__INSTRUCTIONS FOR THE TASK__. Each line in the entries below that holds the string "color" is to be listed.

__EXERCISE INPUTS__.

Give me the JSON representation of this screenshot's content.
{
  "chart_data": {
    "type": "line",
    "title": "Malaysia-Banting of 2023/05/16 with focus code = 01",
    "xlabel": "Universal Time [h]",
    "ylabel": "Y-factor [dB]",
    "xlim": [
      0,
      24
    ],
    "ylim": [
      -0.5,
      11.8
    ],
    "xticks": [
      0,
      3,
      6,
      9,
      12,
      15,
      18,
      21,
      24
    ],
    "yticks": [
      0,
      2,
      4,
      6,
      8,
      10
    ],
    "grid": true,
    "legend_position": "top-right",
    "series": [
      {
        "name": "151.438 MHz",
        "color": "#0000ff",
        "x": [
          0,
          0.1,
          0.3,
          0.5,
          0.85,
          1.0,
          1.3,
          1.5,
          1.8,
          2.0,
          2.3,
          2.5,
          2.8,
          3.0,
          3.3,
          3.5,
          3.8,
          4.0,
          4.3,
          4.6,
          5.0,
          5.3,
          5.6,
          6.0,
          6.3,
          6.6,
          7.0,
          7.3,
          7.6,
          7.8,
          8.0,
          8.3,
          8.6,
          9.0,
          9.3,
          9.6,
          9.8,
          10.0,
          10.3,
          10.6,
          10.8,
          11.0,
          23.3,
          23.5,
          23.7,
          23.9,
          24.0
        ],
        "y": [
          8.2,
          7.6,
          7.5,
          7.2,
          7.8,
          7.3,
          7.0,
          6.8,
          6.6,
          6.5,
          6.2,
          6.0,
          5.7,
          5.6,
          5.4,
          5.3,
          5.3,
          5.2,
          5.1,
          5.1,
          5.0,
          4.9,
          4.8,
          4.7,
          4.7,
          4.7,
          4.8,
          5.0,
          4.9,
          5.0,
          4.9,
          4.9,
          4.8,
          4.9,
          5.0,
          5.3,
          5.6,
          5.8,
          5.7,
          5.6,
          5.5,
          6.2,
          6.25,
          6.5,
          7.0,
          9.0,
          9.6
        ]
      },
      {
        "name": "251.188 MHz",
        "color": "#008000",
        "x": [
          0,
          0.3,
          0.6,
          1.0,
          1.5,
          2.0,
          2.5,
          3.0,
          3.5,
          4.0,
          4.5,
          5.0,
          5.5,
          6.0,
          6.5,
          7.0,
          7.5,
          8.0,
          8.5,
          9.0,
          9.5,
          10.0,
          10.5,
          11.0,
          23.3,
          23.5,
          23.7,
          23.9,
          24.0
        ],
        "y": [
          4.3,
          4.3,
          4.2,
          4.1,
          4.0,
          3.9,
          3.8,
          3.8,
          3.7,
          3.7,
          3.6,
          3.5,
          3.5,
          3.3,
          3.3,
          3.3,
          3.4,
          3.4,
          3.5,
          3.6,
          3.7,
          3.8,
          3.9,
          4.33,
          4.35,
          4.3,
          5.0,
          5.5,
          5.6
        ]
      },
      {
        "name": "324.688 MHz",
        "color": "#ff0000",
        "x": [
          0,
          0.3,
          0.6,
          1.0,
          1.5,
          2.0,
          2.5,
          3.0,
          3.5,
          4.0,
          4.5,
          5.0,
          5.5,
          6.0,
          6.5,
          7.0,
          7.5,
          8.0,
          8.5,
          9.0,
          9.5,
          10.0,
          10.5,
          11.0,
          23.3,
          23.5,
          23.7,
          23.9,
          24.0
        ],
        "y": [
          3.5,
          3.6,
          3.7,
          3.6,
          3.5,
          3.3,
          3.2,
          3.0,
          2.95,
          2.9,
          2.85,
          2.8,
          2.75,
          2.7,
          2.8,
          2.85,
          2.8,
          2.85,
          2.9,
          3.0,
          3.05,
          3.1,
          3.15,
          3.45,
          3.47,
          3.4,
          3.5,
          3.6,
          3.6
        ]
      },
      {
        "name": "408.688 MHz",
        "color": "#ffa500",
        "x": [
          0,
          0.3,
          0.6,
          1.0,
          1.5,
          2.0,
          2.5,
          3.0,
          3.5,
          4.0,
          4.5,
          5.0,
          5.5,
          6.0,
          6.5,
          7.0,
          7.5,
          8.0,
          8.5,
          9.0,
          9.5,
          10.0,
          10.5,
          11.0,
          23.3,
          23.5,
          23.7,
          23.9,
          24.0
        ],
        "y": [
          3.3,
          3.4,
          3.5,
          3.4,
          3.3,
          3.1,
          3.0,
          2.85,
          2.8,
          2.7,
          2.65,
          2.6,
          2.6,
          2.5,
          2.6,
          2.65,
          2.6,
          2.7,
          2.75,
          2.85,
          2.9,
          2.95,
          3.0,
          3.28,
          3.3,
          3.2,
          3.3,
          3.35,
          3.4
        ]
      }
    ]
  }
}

__RESPONSE TO THIS EXERCISE__.
        "color": "#0000ff",
        "color": "#008000",
        "color": "#ff0000",
        "color": "#ffa500",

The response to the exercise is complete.